* **Set exercise A**
In the open banking discussion, above which asset size does Paul LaRusso say credit unions will soon have to stand up secure open banking interfaces?

* **Passage to read**
Change is always hard — especially for lending teams used to relying only on credit reports. It took training and education.
But honestly, now that we’ve gone through it, I can’t imagine going back. Our members don’t push back on it anymore, and our team wouldn’t want to operate without it.
Another key lesson: Start small.
We began with simple income verification, then gradually expanded to identifying new loan opportunities, understanding buy now/pay later usage, and improving collections strategies.
Working with a trusted partner like EDGE was crucial in helping us navigate these bumps in the road.
Kareem Saleh: Common implementation challenges
Kareem Saleh:
There are 5 common challenges credit unions face:
- Technology Integration: Many credit unions operate on legacy systems that may not easily support open banking APIs. Modernizing infrastructure requires investment and operational change.
- Data Security & Privacy: Handling member-permissioned financial data comes with heightened cybersecurity and legal responsibilities. Clear member communication is critical.
- Member Education & Consent: Many members aren’t familiar with what data-sharing involves. You have to earn their trust by explaining the benefits clearly.
- Vendor & Partnership Management: Open banking usually involves working with third-party service providers. Choose partners carefully and ensure compliance with data use standards.
- Regulatory Uncertainty: Rules like Section 1033 provide guidance, but the regulatory landscape is still evolving. Credit unions must stay agile.
Paul LaRusso: The organizational shift
Paul LaRusso:
One thing I’d add — adopting open banking requires a cultural shift inside your organization.
You’re effectively building a new channel — like online banking or mobile banking — except this one connects to third parties.
It touches:
- Technical teams
- Operational teams
- UI/UX design
- Risk and compliance
- Member communications
It’s a complex initiative, but thinking about it through the lens of partnerships is key. No one needs to build this entirely from scratch — working with the right partners will accelerate your path and minimize risks.
Final advice to credit union leaders on open banking
Brian Reshefsky:
Let’s close out the main discussion with final advice for credit union leaders. Paul, I’ll start with you.
Paul LaRusso:
My advice is threefold:
- Protect Your Members and Your Systems: Members are already using open banking — but often through insecure methods like screen scraping. Moving to secure APIs protects both your members and your credit union’s infrastructure.
- Harness Data to Compete: Once you have access to high-quality transaction data, it unlocks new opportunities to improve underwriting, lending decisions, and personalized experiences.
- Be Aware of Regulatory Timelines: Regulation is here — specifically CFPB’s Section 1033 Rule. Any credit union over $850 million in assets will soon have to stand up secure open banking interfaces over the next few years. Start preparing now.
Kareem Saleh:
I’d offer five pieces of advice:
- Pilot, Then Scale: Start with a narrow use case like income verification or account monitoring. Build internal buy-in and member enthusiasm before expanding.

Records
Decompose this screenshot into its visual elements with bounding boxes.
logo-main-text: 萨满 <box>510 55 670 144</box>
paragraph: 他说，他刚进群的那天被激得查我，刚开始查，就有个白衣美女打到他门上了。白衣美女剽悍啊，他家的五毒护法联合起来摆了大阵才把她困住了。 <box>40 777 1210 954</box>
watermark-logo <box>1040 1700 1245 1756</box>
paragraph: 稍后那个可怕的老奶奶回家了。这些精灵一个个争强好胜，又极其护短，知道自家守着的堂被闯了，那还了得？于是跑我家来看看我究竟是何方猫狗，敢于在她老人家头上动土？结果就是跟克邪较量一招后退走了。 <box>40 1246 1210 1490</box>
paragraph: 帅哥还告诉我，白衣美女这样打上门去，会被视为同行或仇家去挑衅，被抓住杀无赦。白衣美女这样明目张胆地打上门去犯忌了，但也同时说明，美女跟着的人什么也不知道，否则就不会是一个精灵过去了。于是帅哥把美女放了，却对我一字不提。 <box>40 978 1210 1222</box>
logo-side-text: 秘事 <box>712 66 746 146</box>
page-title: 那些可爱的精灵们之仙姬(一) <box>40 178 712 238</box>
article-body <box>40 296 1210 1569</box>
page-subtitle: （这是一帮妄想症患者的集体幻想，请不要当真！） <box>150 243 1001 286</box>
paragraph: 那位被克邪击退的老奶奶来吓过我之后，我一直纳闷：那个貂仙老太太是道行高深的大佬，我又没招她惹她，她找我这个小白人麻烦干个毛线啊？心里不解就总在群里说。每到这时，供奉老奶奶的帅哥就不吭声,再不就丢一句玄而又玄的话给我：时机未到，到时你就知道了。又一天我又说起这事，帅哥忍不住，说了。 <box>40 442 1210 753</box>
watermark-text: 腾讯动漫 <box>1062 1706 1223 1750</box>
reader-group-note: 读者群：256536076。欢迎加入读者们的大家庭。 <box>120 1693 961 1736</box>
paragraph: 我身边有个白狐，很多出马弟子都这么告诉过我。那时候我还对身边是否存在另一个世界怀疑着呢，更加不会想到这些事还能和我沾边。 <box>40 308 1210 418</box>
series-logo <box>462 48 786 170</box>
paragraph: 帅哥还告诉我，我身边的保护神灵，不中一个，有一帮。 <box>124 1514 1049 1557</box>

* **Set exercise B**
Identify each line in the records that contains the string "logo", matching case, and copy those lines.

* **Correct output A**
Credit unions over $850 million in assets.

* **Correct output B**
logo-main-text: 萨满 <box>510 55 670 144</box>
watermark-logo <box>1040 1700 1245 1756</box>
logo-side-text: 秘事 <box>712 66 746 146</box>
series-logo <box>462 48 786 170</box>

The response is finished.